**TASK OBJECTIVE**: Leave out any picture and return the remaining listing below exactly as given.

**EXCERPTED RECORDS**:
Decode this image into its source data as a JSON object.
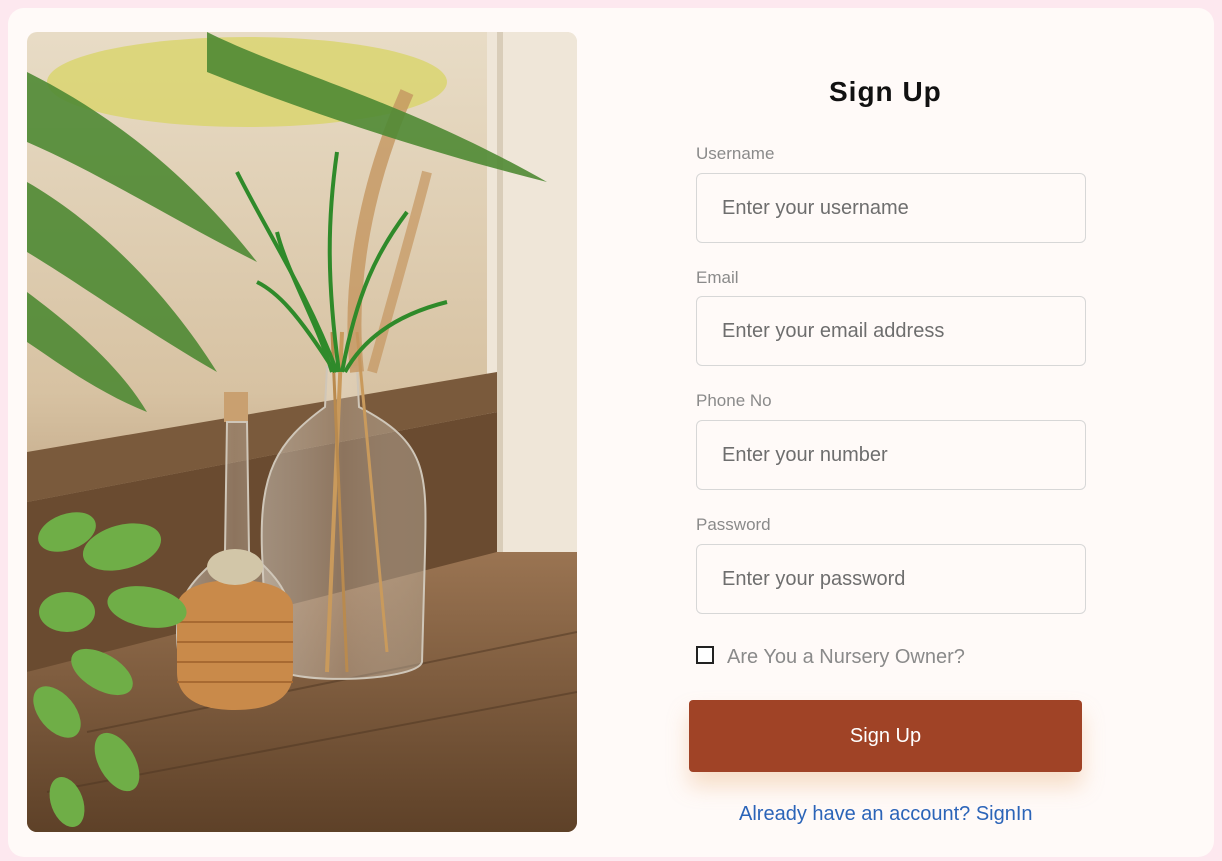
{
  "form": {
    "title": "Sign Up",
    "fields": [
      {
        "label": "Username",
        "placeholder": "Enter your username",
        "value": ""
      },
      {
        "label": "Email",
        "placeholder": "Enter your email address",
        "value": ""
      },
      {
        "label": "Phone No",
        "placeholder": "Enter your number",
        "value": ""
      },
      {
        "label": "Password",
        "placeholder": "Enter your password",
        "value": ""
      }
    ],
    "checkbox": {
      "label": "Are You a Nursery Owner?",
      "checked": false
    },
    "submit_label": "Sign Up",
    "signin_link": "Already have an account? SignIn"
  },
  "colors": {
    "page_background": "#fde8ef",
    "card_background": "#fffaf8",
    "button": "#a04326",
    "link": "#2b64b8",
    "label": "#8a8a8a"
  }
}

**REPLY TO THE EXERCISE**:
Decode this image into its source data as a JSON object.
{
  "form": {
    "title": "Sign Up",
    "fields": [
      {
        "label": "Username",
        "placeholder": "Enter your username",
        "value": ""
      },
      {
        "label": "Email",
        "placeholder": "Enter your email address",
        "value": ""
      },
      {
        "label": "Phone No",
        "placeholder": "Enter your number",
        "value": ""
      },
      {
        "label": "Password",
        "placeholder": "Enter your password",
        "value": ""
      }
    ],
    "checkbox": {
      "label": "Are You a Nursery Owner?",
      "checked": false
    },
    "submit_label": "Sign Up",
    "signin_link": "Already have an account? SignIn"
  },
  "colors": {
    "page_background": "#fde8ef",
    "card_background": "#fffaf8",
    "button": "#a04326",
    "link": "#2b64b8",
    "label": "#8a8a8a"
  }
}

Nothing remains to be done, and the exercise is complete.